## begin INFORMATION SUPPLIED

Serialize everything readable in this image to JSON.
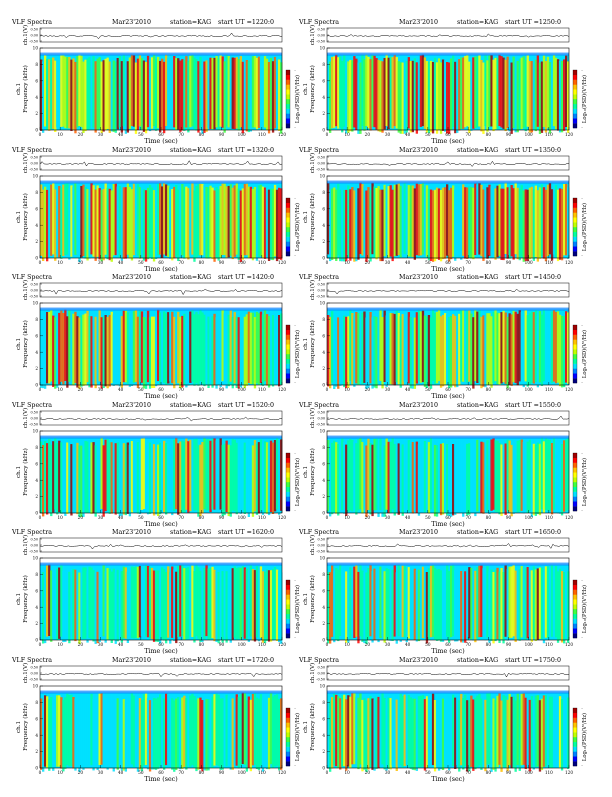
{
  "document": {
    "panel_title": "VLF Spectra",
    "date": "Mar23'2010",
    "station": "station=KAG",
    "start_prefix": "start  UT  =",
    "trace_label": "ch.1(V)",
    "trace_ticks": [
      "0.50",
      "0.00",
      "-0.50"
    ],
    "spectrogram_ylabel": "Frequency  (kHz)",
    "channel_label": "ch.1",
    "xlabel": "Time  (sec)",
    "colorbar_label": "Log₁₀(PSD)(V²/Hz)",
    "colormap": [
      "#00007f",
      "#0000ff",
      "#0080ff",
      "#00e0ff",
      "#00ff9f",
      "#40ff40",
      "#c0ff00",
      "#ffff00",
      "#ffc000",
      "#ff6000",
      "#ff0000",
      "#a00000"
    ],
    "background_color": "#00e0ff"
  },
  "chart_data": [
    {
      "type": "heatmap",
      "start_ut": "1220:0",
      "x_ticks": [
        "0",
        "10",
        "20",
        "30",
        "40",
        "50",
        "60",
        "70",
        "80",
        "90",
        "100",
        "110",
        "120"
      ],
      "xlim": [
        0,
        120
      ],
      "y_ticks": [
        "0",
        "2",
        "4",
        "6",
        "8",
        "10"
      ],
      "ylim": [
        0,
        10
      ],
      "colorbar_ticks": [
        "-",
        "-"
      ],
      "activity": 0.9
    },
    {
      "type": "heatmap",
      "start_ut": "1250:0",
      "x_ticks": [
        "0",
        "10",
        "20",
        "30",
        "40",
        "50",
        "60",
        "70",
        "80",
        "90",
        "100",
        "110",
        "120"
      ],
      "xlim": [
        0,
        120
      ],
      "y_ticks": [
        "0",
        "2",
        "4",
        "6",
        "8",
        "10"
      ],
      "ylim": [
        0,
        10
      ],
      "colorbar_ticks": [
        "-",
        "-"
      ],
      "activity": 0.88
    },
    {
      "type": "heatmap",
      "start_ut": "1320:0",
      "x_ticks": [
        "0",
        "10",
        "20",
        "30",
        "40",
        "50",
        "60",
        "70",
        "80",
        "90",
        "100",
        "110",
        "120"
      ],
      "xlim": [
        0,
        120
      ],
      "y_ticks": [
        "0",
        "2",
        "4",
        "6",
        "8",
        "10"
      ],
      "ylim": [
        0,
        10
      ],
      "colorbar_ticks": [
        "-",
        "-"
      ],
      "activity": 0.82
    },
    {
      "type": "heatmap",
      "start_ut": "1350:0",
      "x_ticks": [
        "0",
        "10",
        "20",
        "30",
        "40",
        "50",
        "60",
        "70",
        "80",
        "90",
        "100",
        "110",
        "120"
      ],
      "xlim": [
        0,
        120
      ],
      "y_ticks": [
        "0",
        "2",
        "4",
        "6",
        "8",
        "10"
      ],
      "ylim": [
        0,
        10
      ],
      "colorbar_ticks": [
        "-",
        "-"
      ],
      "activity": 0.78
    },
    {
      "type": "heatmap",
      "start_ut": "1420:0",
      "x_ticks": [
        "0",
        "10",
        "20",
        "30",
        "40",
        "50",
        "60",
        "70",
        "80",
        "90",
        "100",
        "110",
        "120"
      ],
      "xlim": [
        0,
        120
      ],
      "y_ticks": [
        "0",
        "2",
        "4",
        "6",
        "8",
        "10"
      ],
      "ylim": [
        0,
        10
      ],
      "colorbar_ticks": [
        "-",
        "-"
      ],
      "activity": 0.65
    },
    {
      "type": "heatmap",
      "start_ut": "1450:0",
      "x_ticks": [
        "0",
        "10",
        "20",
        "30",
        "40",
        "50",
        "60",
        "70",
        "80",
        "90",
        "100",
        "110",
        "120"
      ],
      "xlim": [
        0,
        120
      ],
      "y_ticks": [
        "0",
        "2",
        "4",
        "6",
        "8",
        "10"
      ],
      "ylim": [
        0,
        10
      ],
      "colorbar_ticks": [
        "-",
        "-"
      ],
      "activity": 0.62
    },
    {
      "type": "heatmap",
      "start_ut": "1520:0",
      "x_ticks": [
        "0",
        "10",
        "20",
        "30",
        "40",
        "50",
        "60",
        "70",
        "80",
        "90",
        "100",
        "110",
        "120"
      ],
      "xlim": [
        0,
        120
      ],
      "y_ticks": [
        "0",
        "2",
        "4",
        "6",
        "8",
        "10"
      ],
      "ylim": [
        0,
        10
      ],
      "colorbar_ticks": [
        "-",
        "-"
      ],
      "activity": 0.45
    },
    {
      "type": "heatmap",
      "start_ut": "1550:0",
      "x_ticks": [
        "0",
        "10",
        "20",
        "30",
        "40",
        "50",
        "60",
        "70",
        "80",
        "90",
        "100",
        "110",
        "120"
      ],
      "xlim": [
        0,
        120
      ],
      "y_ticks": [
        "0",
        "2",
        "4",
        "6",
        "8",
        "10"
      ],
      "ylim": [
        0,
        10
      ],
      "colorbar_ticks": [
        "-",
        "-"
      ],
      "activity": 0.42
    },
    {
      "type": "heatmap",
      "start_ut": "1620:0",
      "x_ticks": [
        "0",
        "10",
        "20",
        "30",
        "40",
        "50",
        "60",
        "70",
        "80",
        "90",
        "100",
        "110",
        "120"
      ],
      "xlim": [
        0,
        120
      ],
      "y_ticks": [
        "0",
        "2",
        "4",
        "6",
        "8",
        "10"
      ],
      "ylim": [
        0,
        10
      ],
      "colorbar_ticks": [
        "-",
        "-"
      ],
      "activity": 0.38
    },
    {
      "type": "heatmap",
      "start_ut": "1650:0",
      "x_ticks": [
        "0",
        "10",
        "20",
        "30",
        "40",
        "50",
        "60",
        "70",
        "80",
        "90",
        "100",
        "110",
        "120"
      ],
      "xlim": [
        0,
        120
      ],
      "y_ticks": [
        "0",
        "2",
        "4",
        "6",
        "8",
        "10"
      ],
      "ylim": [
        0,
        10
      ],
      "colorbar_ticks": [
        "-",
        "-"
      ],
      "activity": 0.35
    },
    {
      "type": "heatmap",
      "start_ut": "1720:0",
      "x_ticks": [
        "0",
        "10",
        "20",
        "30",
        "40",
        "50",
        "60",
        "70",
        "80",
        "90",
        "100",
        "110",
        "120"
      ],
      "xlim": [
        0,
        120
      ],
      "y_ticks": [
        "0",
        "2",
        "4",
        "6",
        "8",
        "10"
      ],
      "ylim": [
        0,
        10
      ],
      "colorbar_ticks": [
        "-",
        "-"
      ],
      "activity": 0.4
    },
    {
      "type": "heatmap",
      "start_ut": "1750:0",
      "x_ticks": [
        "0",
        "10",
        "20",
        "30",
        "40",
        "50",
        "60",
        "70",
        "80",
        "90",
        "100",
        "110",
        "120"
      ],
      "xlim": [
        0,
        120
      ],
      "y_ticks": [
        "0",
        "2",
        "4",
        "6",
        "8",
        "10"
      ],
      "ylim": [
        0,
        10
      ],
      "colorbar_ticks": [
        "-",
        "-"
      ],
      "activity": 0.5
    }
  ]
}
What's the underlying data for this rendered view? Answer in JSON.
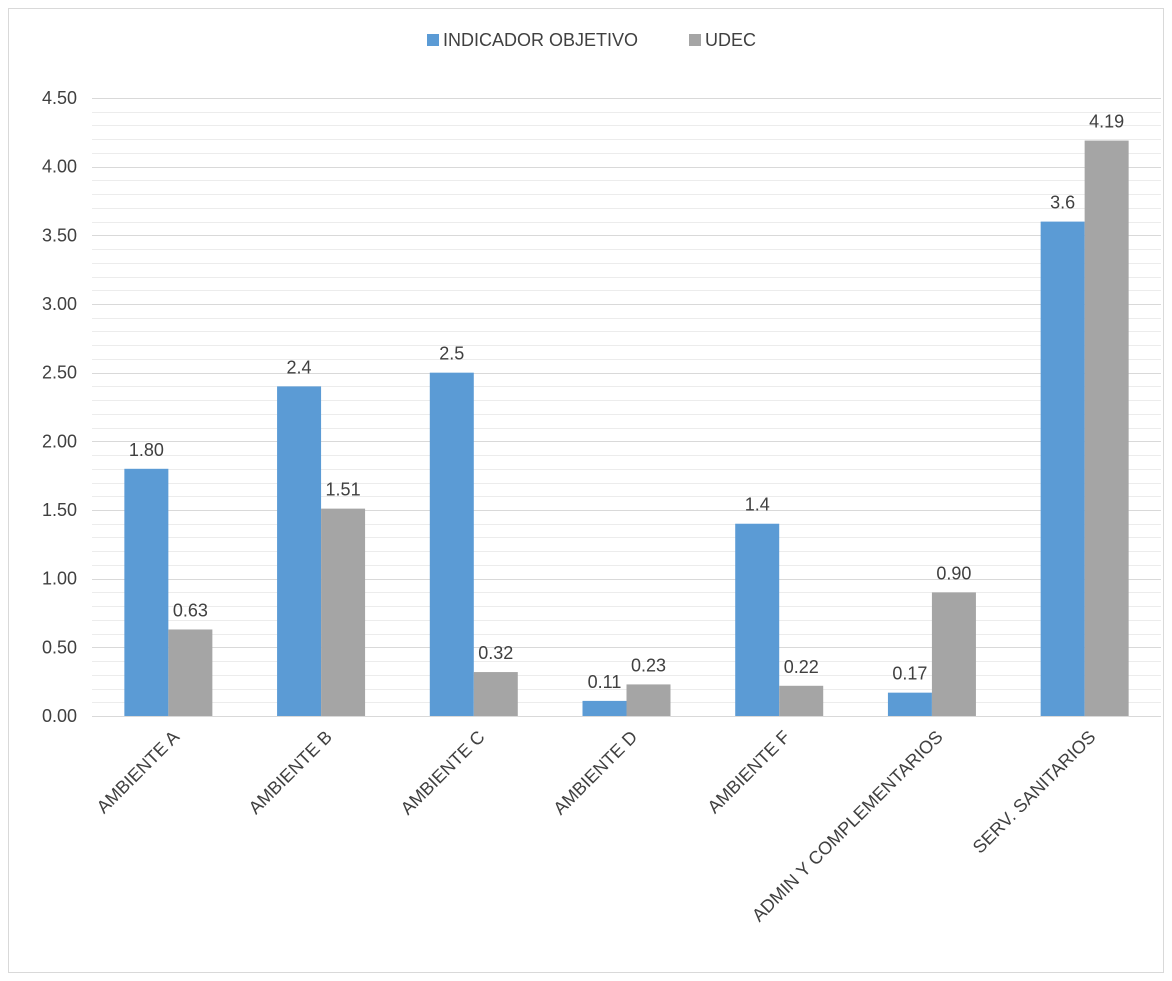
{
  "chart_data": {
    "type": "bar",
    "title": "",
    "xlabel": "",
    "ylabel": "",
    "categories": [
      "AMBIENTE A",
      "AMBIENTE B",
      "AMBIENTE C",
      "AMBIENTE D",
      "AMBIENTE F",
      "ADMIN Y COMPLEMENTARIOS",
      "SERV. SANITARIOS"
    ],
    "series": [
      {
        "name": "INDICADOR OBJETIVO",
        "color": "#5b9bd5",
        "values": [
          1.8,
          2.4,
          2.5,
          0.11,
          1.4,
          0.17,
          3.6
        ],
        "labels": [
          "1.80",
          "2.4",
          "2.5",
          "0.11",
          "1.4",
          "0.17",
          "3.6"
        ]
      },
      {
        "name": "UDEC",
        "color": "#a5a5a5",
        "values": [
          0.63,
          1.51,
          0.32,
          0.23,
          0.22,
          0.9,
          4.19
        ],
        "labels": [
          "0.63",
          "1.51",
          "0.32",
          "0.23",
          "0.22",
          "0.90",
          "4.19"
        ]
      }
    ],
    "ylim": [
      0,
      4.5
    ],
    "y_ticks": [
      "0.00",
      "0.50",
      "1.00",
      "1.50",
      "2.00",
      "2.50",
      "3.00",
      "3.50",
      "4.00",
      "4.50"
    ],
    "grid": true,
    "legend_position": "top"
  }
}
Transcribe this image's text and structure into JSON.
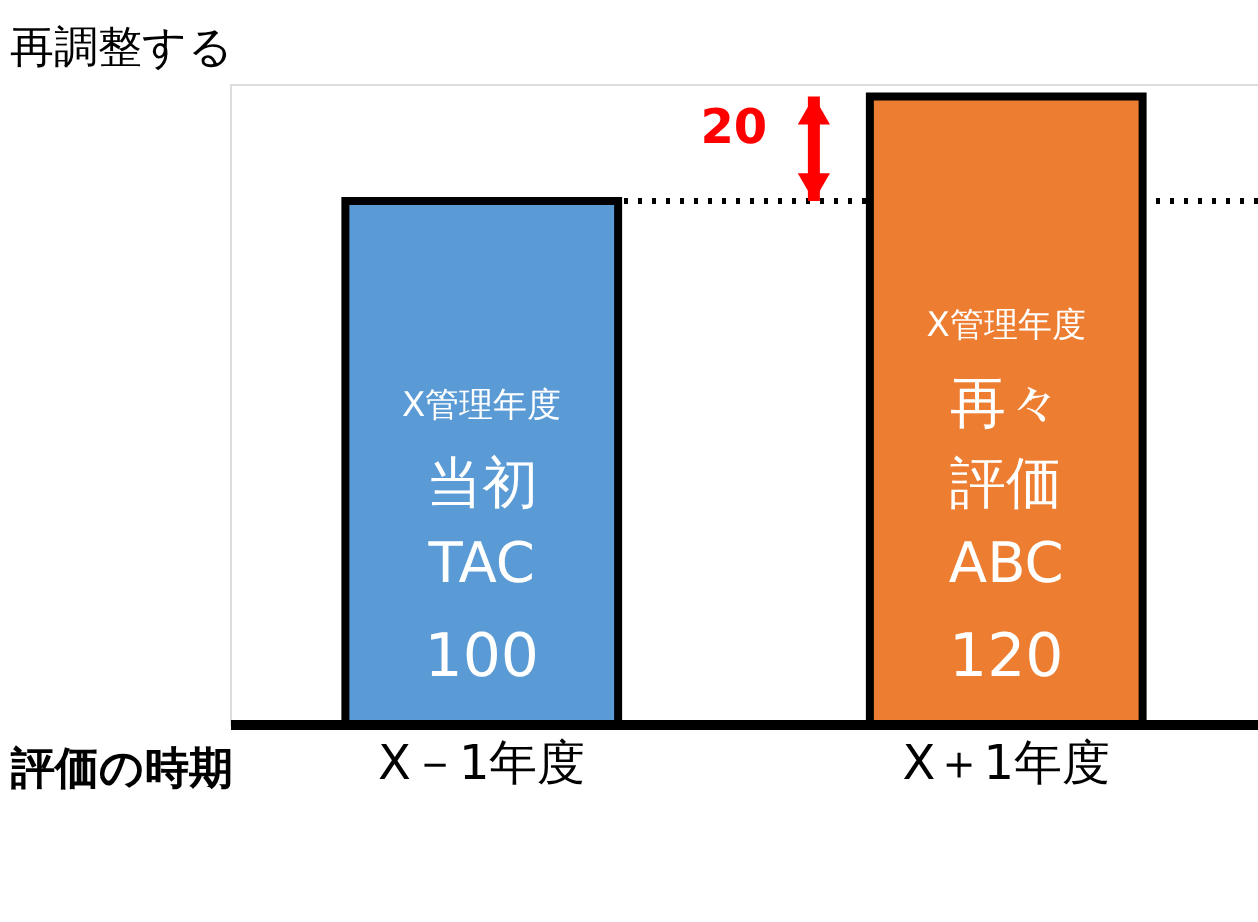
{
  "chart_data": {
    "type": "bar",
    "title": "再調整する",
    "xlabel": "評価の時期",
    "categories": [
      "X－1年度",
      "X＋1年度"
    ],
    "values": [
      100,
      120
    ],
    "colors": [
      "#5b9bd5",
      "#ed7d31"
    ],
    "data_labels": true,
    "ref_lines": [
      {
        "axis": "y",
        "value": 100,
        "color": "#000000",
        "line_style": "dotted"
      }
    ],
    "annotations": [
      "X管理年度",
      "当初",
      "TAC",
      "X管理年度",
      "再々",
      "評価",
      "ABC",
      "20"
    ],
    "grid": false,
    "tick_labels": "x"
  }
}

## end INFORMATION SUPPLIED

• [DESCRIPTION OF THE TASK]
Pull every line containing "image" out of the data above.

• [SOLUTION]
Serialize everything readable in this image to JSON.
Transcribe this image's text and structure into JSON.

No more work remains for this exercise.